◆ **SOURCE PASSAGE**
We incorporated St. Patrick's Day ideas into our daily learning and had fun with projects and number partners of 10.

Students made this cute four leaf clover project using construction paper (different shades of green). They all turned out beautiful and unique just like they are. 
Great for small motor development and strengthening the muscles in those little hands!
We talked about what we would do if we found a pot of gold. It was very interesting to listen to the children's answers.
I gave the kids index cards and had them write equations / partners of 10. The rainbow was a great visual for the number partners!
We, of course, wrote a few equations as a whole class first. I made sure that all kids understood what was asked of them before letting them work independently.
We also used strips of construction paper and made a rainbow chain which we attached to a pot of gold. Students cut circles out of yellow construction paper for the gold coins and used gold glitter.
Our display was beautiful! I love mixing things up and adding new ideas!

Have a great weekend and visit again soon for more ideas!
I have lots more to share :-)

Monday, March 17, 2014

Dr. Seuss

We had so much fun celebrating Dr. Seuss!
We read LOTS  of books, enjoyed making projects and some yummy snacks.
Here are some of our projects:
We made “The Cat in the Hat” and also wrote rhyming words and colored the hat. CLICK on the pics for a better/larger view and clear details!

We talked about patterns (AB in the hat: red – white) and how rhyming words always end the same.
Kids also made "The Cat in the Hat" masks using paper plates, construction paper and markers.
We made THE HAT out of bananas and strawberries. Children sliced the fruit and use toothpicks to "assemble the hat". Yummy!
Each year, kids LOVE making green eggs and ham. They especially enjoy cracking the eggs and mixing them using food coloring. Before making green eggs and ham, we predicted whether we would like it or not. MANY kids were sure they would absolutely dislike them. Well,  ALL the kids liked the green eggs and ham. This is what lead to everybody liking green eggs and ham: reading the book ahead of time, talking about how we don’t know if we like a food unless we give it a try and take a bite, and being directly involved in making it!

◆ **GIVEN DATA**
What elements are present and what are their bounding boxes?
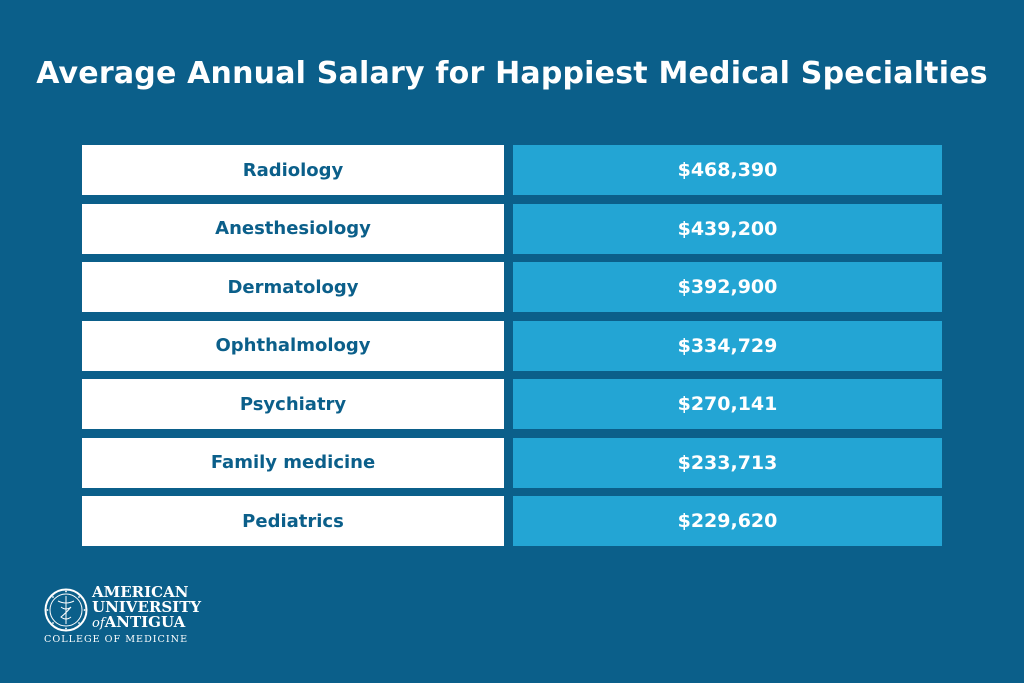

◆ **EXERCISE INSTRUCTIONS**
**a)** In the classroom blog post, what did the children use to assemble the hat made of bananas and strawberries?
**b)** Write a continuation of the classroom blog post, picking up right after its final sentence.

◆ **RESPONSE LIST**
**a)** Toothpicks.

**b)**
I really enjoy taking pics of my students while doing projects. Families appreciate seeing the finished products/projects BUT they LOVE seeing their children in the process of making those projects. Many times, I attach these pics. to the projects when I display them in the hallway and always send them home together with the projects. This also helps families initiate conversations and avoid the dreaded: Parent: “What did you do at school?........... Child: “Nothing!”.

Oh yeah, I forgot: you might wonder why I have “Visit my blog for teaching ideas”  and my blog url on all my pics since you are -  obviously  - visiting my blog right now. Well, I attach that info to each picture because I use all my pics on pinterest! Thought I’d explain, in case you were wondering……
Thanks for visiting!
Come back soon!

Lots more to share :-)

Check out my product focused on rhyming. LOTS of engaging and interactive activities!

Sunday, March 16, 2014

Word Work - Post #4 of many :)

Writing is so important but it can be boring if it is done just on paper.
Here are some ideas on writing:
Use shaving cream, pudding, sand and write with fingers, Qtips, paint brushes, etc. This is not meant to replace paper and pencil but to add some excitement to learning! I am not doing this every day, but I add fun "things" and learning opportunities whenever  I can.
Kids love it when you mix it up a little!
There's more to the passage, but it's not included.